STATED PROBLEM – Lay out every line of the material from the one containing "- section-rule: [82, 50, 722, 52]" down to the one containing "- dvd-label: For DVD: [132, 149, 844, 178]", both included, as a JSON list of strings with one string per line and blank lines omitted.

--- Start of SUPPLIED DATA ---

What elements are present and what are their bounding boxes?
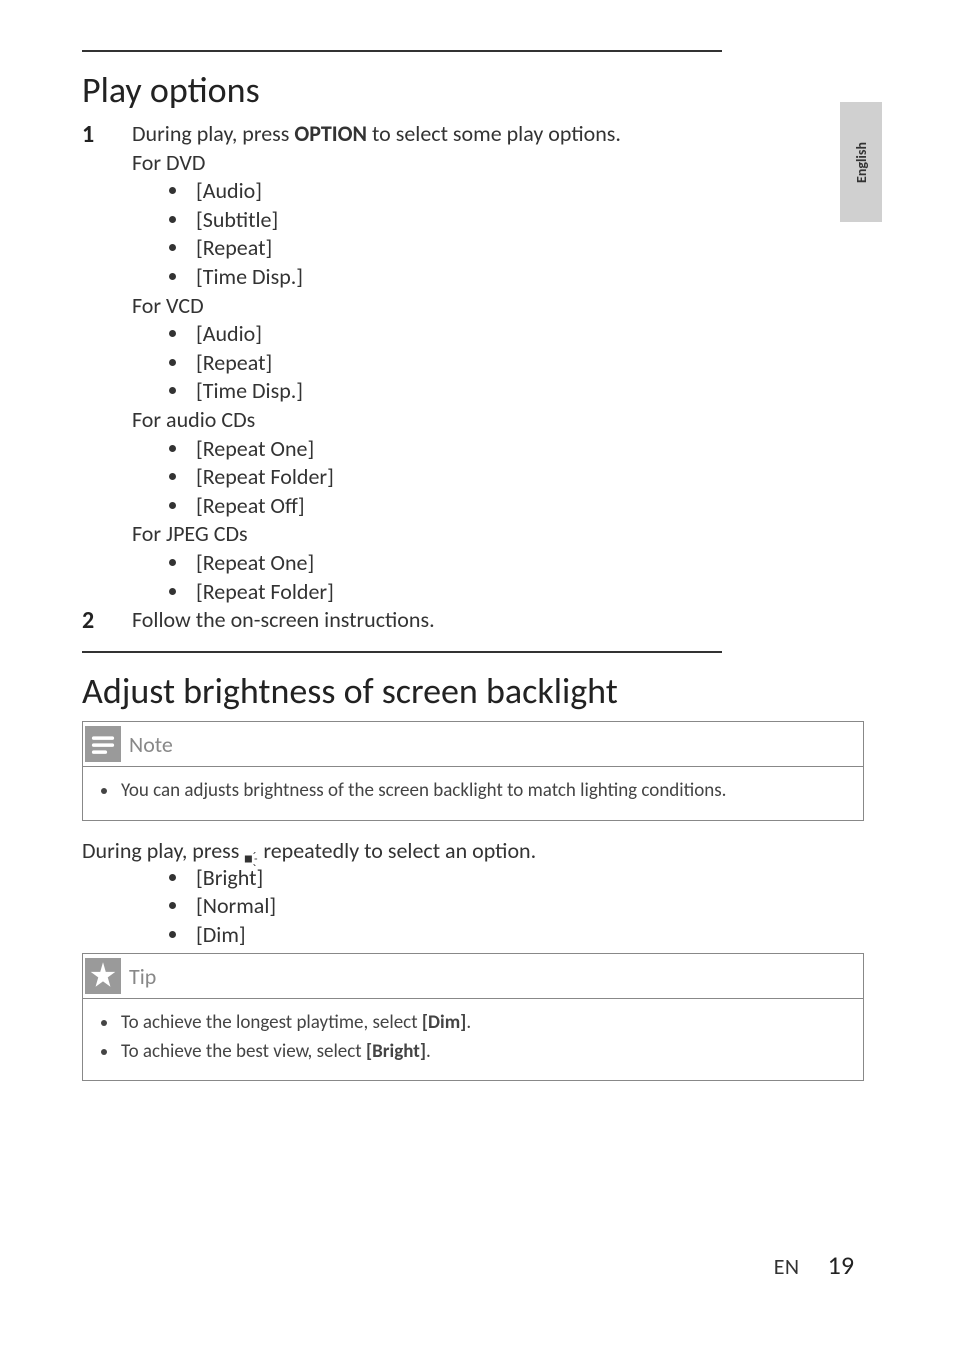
- section-rule: [82, 50, 722, 52]
- audiocd-options: [Repeat One] [Repeat Folder] [Repeat Off…: [132, 435, 844, 521]
- tip-label: Tip: [129, 963, 156, 990]
- dvd-options: [Audio] [Subtitle] [Repeat] [Time Disp.]: [132, 177, 844, 291]
- language-tab-label: English: [853, 142, 870, 183]
- section2-title: Adjust brightness of screen backlight: [82, 669, 884, 713]
- dvd-label: For DVD: [132, 149, 844, 178]
- tip-item: To achieve the longest playtime, select …: [119, 1009, 845, 1038]
- section1-title: Play options: [82, 68, 884, 112]
- tip-callout: Tip To achieve the longest playtime, sel…: [82, 953, 864, 1081]
- section-rule: [82, 651, 722, 653]
- vcd-options: [Audio] [Repeat] [Time Disp.]: [132, 320, 844, 406]
- step1-text-bold: OPTION: [294, 120, 367, 147]
- note-item: You can adjusts brightness of the screen…: [119, 777, 845, 806]
- step-1: 1 During play, press OPTION to select so…: [82, 120, 884, 606]
- note-icon: [85, 726, 121, 762]
- list-item: [Repeat Off]: [190, 492, 844, 521]
- tip-header: Tip: [83, 954, 863, 998]
- vcd-label: For VCD: [132, 292, 844, 321]
- step-2-body: Follow the on-screen instructions.: [132, 606, 884, 635]
- note-callout: Note You can adjusts brightness of the s…: [82, 721, 864, 821]
- step-number-2: 2: [82, 606, 132, 635]
- list-item: [Repeat Folder]: [190, 578, 844, 607]
- page-footer: EN 19: [774, 1249, 854, 1281]
- list-item: [Audio]: [190, 177, 844, 206]
- step1-text-sfx: to select some play options.: [367, 120, 621, 147]
- page-number: 19: [828, 1249, 854, 1281]
- list-item: [Time Disp.]: [190, 377, 844, 406]
- list-item: [Subtitle]: [190, 206, 844, 235]
- list-item: [Bright]: [190, 864, 884, 893]
- note-label: Note: [129, 731, 173, 758]
- list-item: [Repeat]: [190, 349, 844, 378]
- step-number-1: 1: [82, 120, 132, 606]
- note-header: Note: [83, 722, 863, 766]
- brightness-options: [Bright] [Normal] [Dim]: [132, 864, 884, 950]
- list-item: [Repeat]: [190, 234, 844, 263]
- tip-body: To achieve the longest playtime, select …: [83, 998, 863, 1080]
- list-item: [Time Disp.]: [190, 263, 844, 292]
- list-item: [Audio]: [190, 320, 844, 349]
- step1-text-prefix: During play, press: [132, 120, 294, 147]
- language-tab: English: [840, 102, 882, 222]
- jpegcd-label: For JPEG CDs: [132, 520, 844, 549]
- step-2: 2 Follow the on-screen instructions.: [82, 606, 884, 635]
- jpegcd-options: [Repeat One] [Repeat Folder]: [132, 549, 844, 606]
- tip-icon: [85, 958, 121, 994]
- list-item: [Dim]: [190, 921, 884, 950]
- brightness-instruction: During play, press repeatedly to select …: [82, 837, 884, 864]
- step-1-body: During play, press OPTION to select some…: [132, 120, 884, 606]
- note-body: You can adjusts brightness of the screen…: [83, 766, 863, 820]
- brightness-button-icon: [244, 845, 258, 859]
- tip-item: To achieve the best view, select [Bright…: [119, 1038, 845, 1067]
- brightness-prefix: During play, press: [82, 837, 244, 864]
- audiocd-label: For audio CDs: [132, 406, 844, 435]
- list-item: [Repeat Folder]: [190, 463, 844, 492]
- list-item: [Repeat One]: [190, 435, 844, 464]
- list-item: [Normal]: [190, 892, 884, 921]
- list-item: [Repeat One]: [190, 549, 844, 578]
- footer-lang: EN: [774, 1253, 800, 1280]
- brightness-suffix: repeatedly to select an option.: [263, 837, 536, 864]
- document-page: English Play options 1 During play, pres…: [0, 0, 954, 1351]
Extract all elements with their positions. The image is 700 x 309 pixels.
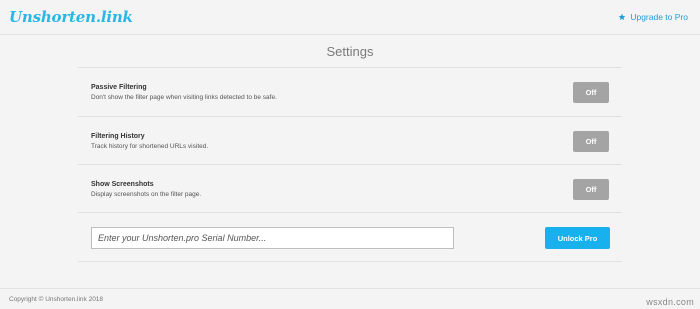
copyright: Copyright © Unshorten.link 2018 — [9, 296, 104, 303]
passive-filtering-toggle[interactable]: Off — [573, 82, 609, 103]
page-title: Settings — [326, 44, 374, 59]
upgrade-to-pro-link[interactable]: Upgrade to Pro — [618, 12, 688, 22]
setting-description: Don't show the filter page when visiting… — [91, 94, 277, 101]
filtering-history-toggle[interactable]: Off — [573, 131, 609, 152]
setting-description: Display screenshots on the filter page. — [91, 191, 202, 198]
setting-description: Track history for shortened URLs visited… — [91, 143, 209, 150]
logo[interactable]: Unshorten.link — [9, 8, 133, 26]
setting-label: Show Screenshots — [91, 181, 154, 188]
unlock-pro-button[interactable]: Unlock Pro — [545, 227, 610, 249]
setting-row-filtering-history: Filtering History Track history for shor… — [78, 117, 622, 165]
setting-row-show-screenshots: Show Screenshots Display screenshots on … — [78, 165, 622, 213]
header-divider — [0, 34, 700, 35]
setting-label: Filtering History — [91, 133, 145, 140]
divider — [78, 261, 622, 262]
serial-number-input[interactable] — [91, 227, 454, 249]
setting-row-passive-filtering: Passive Filtering Don't show the filter … — [78, 68, 622, 116]
setting-label: Passive Filtering — [91, 84, 147, 91]
footer-divider — [0, 288, 700, 289]
star-icon — [619, 13, 626, 21]
top-bar: Unshorten.link Upgrade to Pro — [0, 0, 700, 34]
upgrade-label: Upgrade to Pro — [630, 12, 688, 22]
watermark: wsxdn.com — [646, 297, 694, 307]
divider — [78, 212, 622, 213]
show-screenshots-toggle[interactable]: Off — [573, 179, 609, 200]
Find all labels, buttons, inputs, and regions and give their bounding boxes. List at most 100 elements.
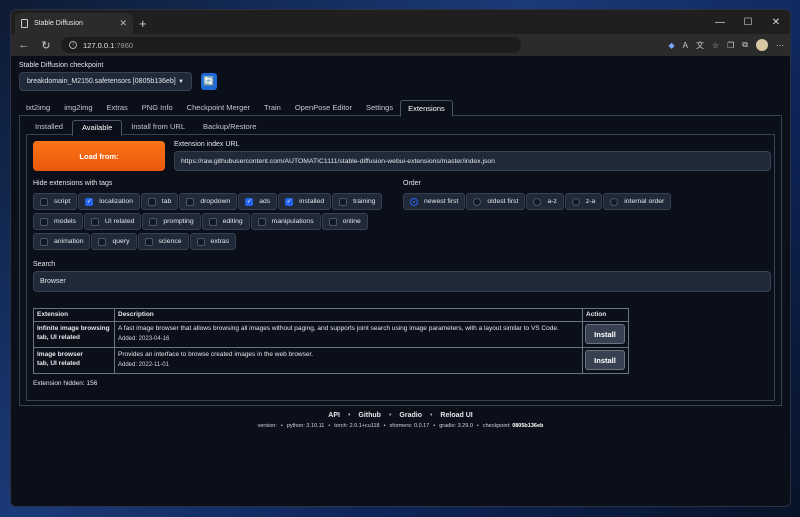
translate-icon[interactable]: 文	[696, 40, 704, 51]
tab-png-info[interactable]: PNG Info	[135, 100, 180, 115]
tab-extras[interactable]: Extras	[100, 100, 135, 115]
tab-installed[interactable]: Installed	[26, 120, 72, 134]
extensions-subtabs: Installed Available Install from URL Bac…	[26, 120, 775, 136]
collections-icon[interactable]: ❐	[727, 41, 734, 50]
tag-checkbox-extras[interactable]: extras	[189, 233, 237, 250]
info-icon[interactable]: i	[69, 41, 77, 49]
read-aloud-icon[interactable]: A	[683, 41, 688, 50]
tab-openpose-editor[interactable]: OpenPose Editor	[288, 100, 359, 115]
tab-checkpoint-merger[interactable]: Checkpoint Merger	[180, 100, 257, 115]
radio-selected-icon[interactable]	[410, 197, 418, 206]
extensions-table: Extension Description Action Infinite im…	[33, 308, 629, 374]
refresh-checkpoint-button[interactable]: 🔄	[201, 73, 217, 90]
install-button[interactable]: Install	[585, 350, 625, 370]
checkbox-icon[interactable]	[40, 197, 48, 206]
close-tab-icon[interactable]: ✕	[119, 18, 127, 29]
tag-checkbox-online[interactable]: online	[321, 213, 368, 230]
extension-name-link[interactable]: Image browser	[37, 350, 111, 359]
separator: •	[280, 423, 283, 429]
load-from-button[interactable]: Load from:	[33, 141, 165, 171]
browser-tab[interactable]: Stable Diffusion ✕	[15, 13, 133, 34]
tag-checkbox-ui-related[interactable]: UI related	[83, 213, 142, 230]
checkbox-checked-icon[interactable]: ✓	[285, 197, 294, 206]
radio-icon[interactable]	[533, 197, 542, 206]
tag-checkbox-editing[interactable]: editing	[201, 213, 250, 230]
checkbox-icon[interactable]	[40, 217, 48, 226]
checkbox-checked-icon[interactable]: ✓	[245, 197, 254, 206]
tag-checkbox-science[interactable]: science	[137, 233, 189, 250]
extension-name-link[interactable]: Infinite image browsing	[37, 324, 111, 333]
order-radio-internal-order[interactable]: internal order	[603, 193, 672, 210]
tag-checkbox-training[interactable]: training	[332, 193, 383, 210]
tag-checkbox-ads[interactable]: ✓ ads	[238, 193, 278, 210]
tab-txt2img[interactable]: txt2img	[19, 100, 57, 115]
tab-settings[interactable]: Settings	[359, 100, 400, 115]
tag-checkbox-models[interactable]: models	[33, 213, 83, 230]
separator: •	[328, 423, 331, 429]
order-radio-z-a[interactable]: z-a	[564, 193, 603, 210]
back-icon[interactable]: ←	[17, 39, 31, 51]
footer-link-github[interactable]: Github	[358, 412, 381, 419]
index-url-input[interactable]: https://raw.githubusercontent.com/AUTOMA…	[174, 151, 771, 171]
search-label: Search	[33, 261, 56, 268]
checkbox-icon[interactable]	[144, 237, 153, 246]
tag-checkbox-localization[interactable]: ✓ localization	[78, 193, 140, 210]
radio-icon[interactable]	[473, 197, 482, 206]
tag-checkbox-prompting[interactable]: prompting	[142, 213, 201, 230]
footer-link-gradio[interactable]: Gradio	[399, 412, 422, 419]
tab-install-from-url[interactable]: Install from URL	[122, 120, 194, 134]
tab-train[interactable]: Train	[257, 100, 288, 115]
checkbox-icon[interactable]	[208, 217, 217, 226]
tag-checkbox-query[interactable]: query	[91, 233, 137, 250]
extensions-icon[interactable]: ⧉	[742, 40, 748, 50]
checkbox-icon[interactable]	[339, 197, 348, 206]
reload-icon[interactable]: ↻	[39, 39, 53, 52]
favorite-icon[interactable]: ☆	[712, 41, 719, 50]
tag-checkbox-animation[interactable]: animation	[33, 233, 91, 250]
table-header-row: Extension Description Action	[33, 308, 629, 322]
tag-checkbox-manipulations[interactable]: manipulations	[250, 213, 321, 230]
checkbox-icon[interactable]	[98, 237, 107, 246]
profile-avatar[interactable]	[756, 39, 768, 51]
tab-extensions[interactable]: Extensions	[400, 100, 453, 117]
new-tab-icon[interactable]: +	[139, 17, 147, 31]
checkbox-icon[interactable]	[90, 217, 99, 226]
order-radio-oldest-first[interactable]: oldest first	[466, 193, 526, 210]
checkbox-icon[interactable]	[328, 217, 337, 226]
tag-checkbox-dropdown[interactable]: dropdown	[179, 193, 238, 210]
install-button[interactable]: Install	[585, 324, 625, 344]
checkbox-icon[interactable]	[149, 217, 158, 226]
order-radio-newest-first[interactable]: newest first	[403, 193, 466, 210]
radio-icon[interactable]	[571, 197, 580, 206]
tag-icon[interactable]: ◆	[668, 41, 674, 50]
close-window-icon[interactable]: ✕	[762, 10, 790, 34]
checkbox-checked-icon[interactable]: ✓	[85, 197, 94, 206]
url-field[interactable]: i 127.0.0.1:7860	[61, 37, 521, 53]
checkbox-icon[interactable]	[196, 237, 205, 246]
tab-available[interactable]: Available	[71, 120, 123, 136]
minimize-icon[interactable]: —	[706, 10, 734, 34]
checkbox-icon[interactable]	[147, 197, 156, 206]
tag-checkbox-script[interactable]: script	[33, 193, 78, 210]
footer-link-reload-ui[interactable]: Reload UI	[440, 412, 472, 419]
tab-backup-restore[interactable]: Backup/Restore	[194, 120, 265, 134]
menu-icon[interactable]: ⋯	[776, 41, 784, 50]
separator: •	[429, 412, 433, 419]
version-value[interactable]: 0805b136eb	[512, 423, 543, 429]
version-label: python:	[286, 423, 305, 429]
tag-checkbox-installed[interactable]: ✓ installed	[278, 193, 332, 210]
search-input[interactable]: Browser	[33, 271, 771, 292]
tag-checkbox-tab[interactable]: tab	[140, 193, 179, 210]
footer-link-api[interactable]: API	[328, 412, 340, 419]
order-radio-a-z[interactable]: a-z	[526, 193, 564, 210]
maximize-icon[interactable]: ☐	[734, 10, 762, 34]
checkbox-icon[interactable]	[257, 217, 266, 226]
checkpoint-dropdown[interactable]: breakdomain_M2150.safetensors [0805b136e…	[19, 72, 192, 91]
page-icon	[21, 19, 28, 28]
radio-icon[interactable]	[610, 197, 619, 206]
checkbox-icon[interactable]	[186, 197, 195, 206]
tab-img2img[interactable]: img2img	[57, 100, 99, 115]
checkbox-icon[interactable]	[40, 237, 48, 246]
version-value: 2.0.1+cu118	[349, 423, 380, 429]
separator: •	[383, 423, 386, 429]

--- End of SUPPLIED DATA ---

SOLUTION TO THIS EXERCISE –
[
  "- section-rule: [82, 50, 722, 52]",
  "- audiocd-options: [Repeat One] [Repeat Folder] [Repeat Off…: [132, 435, 844, 521]",
  "- tip-label: Tip: [129, 963, 156, 990]",
  "- dvd-options: [Audio] [Subtitle] [Repeat] [Time Disp.]: [132, 177, 844, 291]",
  "- language-tab-label: English: [853, 142, 870, 183]",
  "- section2-title: Adjust brightness of screen backlight: [82, 669, 884, 713]",
  "- dvd-label: For DVD: [132, 149, 844, 178]"
]